WHAT IS BEING ASKED: How many lines in the listing below include the word "image"? Reply with the count alone.

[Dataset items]
§ §

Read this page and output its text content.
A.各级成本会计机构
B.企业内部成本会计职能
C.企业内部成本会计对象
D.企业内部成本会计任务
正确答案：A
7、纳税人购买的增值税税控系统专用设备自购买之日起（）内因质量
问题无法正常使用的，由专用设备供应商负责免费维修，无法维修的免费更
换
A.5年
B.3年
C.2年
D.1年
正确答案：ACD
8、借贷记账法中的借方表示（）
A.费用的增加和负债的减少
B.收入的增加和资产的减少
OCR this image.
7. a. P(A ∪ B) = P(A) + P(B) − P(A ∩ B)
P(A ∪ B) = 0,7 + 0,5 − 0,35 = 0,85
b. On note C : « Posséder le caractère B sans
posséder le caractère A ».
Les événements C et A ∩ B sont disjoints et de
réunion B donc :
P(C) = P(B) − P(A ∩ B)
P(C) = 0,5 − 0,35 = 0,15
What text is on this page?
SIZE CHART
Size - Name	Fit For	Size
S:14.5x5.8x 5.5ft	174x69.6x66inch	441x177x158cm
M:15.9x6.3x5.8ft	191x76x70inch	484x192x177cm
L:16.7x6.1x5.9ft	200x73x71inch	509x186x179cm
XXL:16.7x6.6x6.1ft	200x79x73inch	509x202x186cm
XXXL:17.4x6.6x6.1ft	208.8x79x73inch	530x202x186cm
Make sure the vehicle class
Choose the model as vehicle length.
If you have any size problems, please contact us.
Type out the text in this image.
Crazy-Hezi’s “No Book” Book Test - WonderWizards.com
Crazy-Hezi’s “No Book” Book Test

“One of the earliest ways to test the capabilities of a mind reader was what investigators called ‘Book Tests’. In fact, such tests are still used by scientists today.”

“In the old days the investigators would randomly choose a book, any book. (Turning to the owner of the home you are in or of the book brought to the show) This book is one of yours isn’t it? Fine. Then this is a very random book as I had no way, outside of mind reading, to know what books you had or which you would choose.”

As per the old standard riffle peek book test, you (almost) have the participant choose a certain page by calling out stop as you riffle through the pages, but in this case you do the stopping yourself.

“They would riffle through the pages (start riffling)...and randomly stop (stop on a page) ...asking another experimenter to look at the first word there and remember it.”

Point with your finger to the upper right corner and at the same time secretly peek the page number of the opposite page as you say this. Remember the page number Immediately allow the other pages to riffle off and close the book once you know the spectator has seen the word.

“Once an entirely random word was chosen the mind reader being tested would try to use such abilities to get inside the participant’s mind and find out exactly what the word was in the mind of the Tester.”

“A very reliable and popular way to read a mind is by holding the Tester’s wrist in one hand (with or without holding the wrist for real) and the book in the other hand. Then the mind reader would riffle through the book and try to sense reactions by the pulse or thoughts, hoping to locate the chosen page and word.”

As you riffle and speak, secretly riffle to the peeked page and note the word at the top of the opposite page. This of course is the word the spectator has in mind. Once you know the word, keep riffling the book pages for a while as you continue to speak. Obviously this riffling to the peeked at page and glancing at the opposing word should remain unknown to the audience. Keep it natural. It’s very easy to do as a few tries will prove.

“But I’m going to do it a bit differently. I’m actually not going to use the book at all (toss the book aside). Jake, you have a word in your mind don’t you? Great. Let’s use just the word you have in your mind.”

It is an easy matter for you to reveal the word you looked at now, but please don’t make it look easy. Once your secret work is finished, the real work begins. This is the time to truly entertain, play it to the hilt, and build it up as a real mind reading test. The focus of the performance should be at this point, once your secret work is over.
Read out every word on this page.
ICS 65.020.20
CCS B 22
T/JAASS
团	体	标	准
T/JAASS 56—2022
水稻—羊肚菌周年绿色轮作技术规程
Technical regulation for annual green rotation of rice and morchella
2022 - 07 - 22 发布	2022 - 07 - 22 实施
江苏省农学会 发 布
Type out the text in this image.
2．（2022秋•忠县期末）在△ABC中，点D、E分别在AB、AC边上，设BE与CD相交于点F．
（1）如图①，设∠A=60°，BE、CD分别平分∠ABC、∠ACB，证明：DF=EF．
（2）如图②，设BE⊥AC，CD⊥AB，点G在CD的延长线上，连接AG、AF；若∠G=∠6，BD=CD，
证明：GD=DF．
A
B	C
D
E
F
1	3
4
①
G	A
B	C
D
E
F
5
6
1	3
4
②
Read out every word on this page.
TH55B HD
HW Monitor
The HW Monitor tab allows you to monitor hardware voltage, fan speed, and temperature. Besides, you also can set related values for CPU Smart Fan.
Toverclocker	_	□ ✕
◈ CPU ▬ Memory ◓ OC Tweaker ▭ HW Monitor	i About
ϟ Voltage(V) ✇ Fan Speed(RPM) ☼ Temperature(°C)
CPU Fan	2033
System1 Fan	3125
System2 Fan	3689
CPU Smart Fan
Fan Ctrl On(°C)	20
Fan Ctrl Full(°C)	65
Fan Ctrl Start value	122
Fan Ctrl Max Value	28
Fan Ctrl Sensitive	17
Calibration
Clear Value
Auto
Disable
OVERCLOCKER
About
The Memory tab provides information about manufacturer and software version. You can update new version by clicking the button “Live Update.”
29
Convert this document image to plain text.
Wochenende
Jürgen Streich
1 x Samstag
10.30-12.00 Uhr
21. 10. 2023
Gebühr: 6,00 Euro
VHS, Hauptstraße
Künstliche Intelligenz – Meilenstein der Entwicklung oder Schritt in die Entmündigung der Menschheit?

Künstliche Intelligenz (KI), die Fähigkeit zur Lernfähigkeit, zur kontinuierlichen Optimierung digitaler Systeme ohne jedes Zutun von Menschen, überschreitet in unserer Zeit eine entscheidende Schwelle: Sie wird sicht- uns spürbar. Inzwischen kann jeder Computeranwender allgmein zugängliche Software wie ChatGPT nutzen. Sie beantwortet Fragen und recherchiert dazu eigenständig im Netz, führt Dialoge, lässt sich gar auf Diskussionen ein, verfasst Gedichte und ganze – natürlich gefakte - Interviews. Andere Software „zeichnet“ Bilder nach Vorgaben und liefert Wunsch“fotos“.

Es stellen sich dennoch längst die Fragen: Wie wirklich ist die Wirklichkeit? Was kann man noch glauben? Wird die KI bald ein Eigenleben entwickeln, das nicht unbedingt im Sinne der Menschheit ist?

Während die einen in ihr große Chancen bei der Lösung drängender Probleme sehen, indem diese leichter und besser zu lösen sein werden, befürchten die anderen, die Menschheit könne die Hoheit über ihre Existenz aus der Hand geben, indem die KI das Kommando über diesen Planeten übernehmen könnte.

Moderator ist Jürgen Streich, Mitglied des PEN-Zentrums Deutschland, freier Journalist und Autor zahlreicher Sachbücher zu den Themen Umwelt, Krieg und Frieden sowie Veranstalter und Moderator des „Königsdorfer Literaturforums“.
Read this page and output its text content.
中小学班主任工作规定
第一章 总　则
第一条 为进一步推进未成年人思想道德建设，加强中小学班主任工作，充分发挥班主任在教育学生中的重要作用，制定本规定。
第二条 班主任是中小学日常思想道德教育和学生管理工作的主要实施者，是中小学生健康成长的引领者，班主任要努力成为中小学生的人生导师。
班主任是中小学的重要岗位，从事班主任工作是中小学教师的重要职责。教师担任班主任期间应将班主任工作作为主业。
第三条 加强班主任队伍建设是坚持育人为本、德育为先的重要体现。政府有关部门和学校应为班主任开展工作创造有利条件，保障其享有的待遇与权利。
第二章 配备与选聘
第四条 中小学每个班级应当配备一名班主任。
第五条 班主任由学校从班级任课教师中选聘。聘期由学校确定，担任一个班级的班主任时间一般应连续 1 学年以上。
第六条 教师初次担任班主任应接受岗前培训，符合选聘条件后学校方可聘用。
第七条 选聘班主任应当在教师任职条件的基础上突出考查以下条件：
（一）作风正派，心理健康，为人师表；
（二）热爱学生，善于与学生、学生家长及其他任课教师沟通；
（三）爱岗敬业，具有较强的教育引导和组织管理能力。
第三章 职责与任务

§ §

COMPLETE OUTPUT: 4